* Text excerpt *

My brother and I grew up in a very small apartment. When the weather was warm, we’d play outside as long as we could. But during the winters, we played soccer, hockey, football and basketball inside our tiny living room. The furniture took a horrible beating.

My mother was constantly admonishing us to settle down, threatening us with all manner of consequences. I proposed a different kind of incentive: raise our allowance, I said, and we’ll knock off the rough stuff. That got me a week of doing the dishes.

The notion of paying someone to prevent undesirable outcomes is not easily embraced. As the Federal Reserve contemplates its interest rate strategy, it is facing criticism in some corners for essentially paying banks to slow down their lending. While this is an oversimplification, it is among the complications of moving away from near-zero interest rates.

Reserve requirements are still used in some nations as an instrument of monetary policy; raising reserve requirements tightens credit, while lowering them does the opposite. Different countries use this lever to varying degrees.

Reserves held with the Federal Reserve paid no interest prior to 2008, so lenders went to great lengths to minimize them. Sweep products, which automatically transfer balances nightly from accounts which require reserves to investment vehicles, are just one of many strategies financial companies use for this purpose. As a result, reserve requirements have diminished as a policy instrument in the United States.

On those occasions where U.S. institutions had excess reserves, they lent them to banks that needed them via the Federal funds market. The rate on these transactions, the Federal funds rate, is the subject of the Federal Reserve’s short-term rate targeting. The Fed’s current target range for the Fed funds rate is 0 to 25 basis points, and policy has endeavored to keep actual trading in the middle of that band.

* Data extract *
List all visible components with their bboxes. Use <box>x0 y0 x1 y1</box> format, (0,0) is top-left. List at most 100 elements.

* Short task *
Please carry on the piece about the Federal Reserve and bank reserves, picking up right after its final sentence.

* Written answer *
Once quantitative easing began in late 2008, the U.S. financial system was awash with liquidity, and banks had far more deposits than they could possibly deploy. To prevent the excess supply of reserves from driving the Fed funds rate to infinitesimal levels, the Fed began paying interest on excess reserves (IOER) to banks. The IOER rate stands at 25 basis points, the top of the interest rate range cited in the Fed’s statements.

The IOER rate essentially restricts supply in the Fed funds market by offering banks an alternative to selling excess reserves in the marketplace. That helps to keep the Fed funds rate at the desired level. The IOER rate aids monetary policy in a second way: by offering a modest return on accounts held with a riskless counterparty, holding reserves at the Fed becomes an alternative to new lending, which carries higher returns but also higher risks.

While undeniably effective as an instrument of monetary policy, the interest payments to the banks have drawn some political fire. On the surface, the Fed appears to be giving $6 billion annually to the very organizations that led the world financial system to the brink of disaster seven years ago. The fact that foreign banks with U.S. operations are among the recipients only adds to the anxiety.

Some have suggested that the Fed is channeling American tax dollars to those whose rescue cost taxpayers dearly. This is not strictly true: the Federal Reserve earns substantial amounts on the investments it holds, which are more than enough to offset payments to its depositors. No tax money is involved. The income earned by the Fed, net of its operating expenses, is remanded to the U.S. Treasury; this amounted to nearly $100 billion in 2014.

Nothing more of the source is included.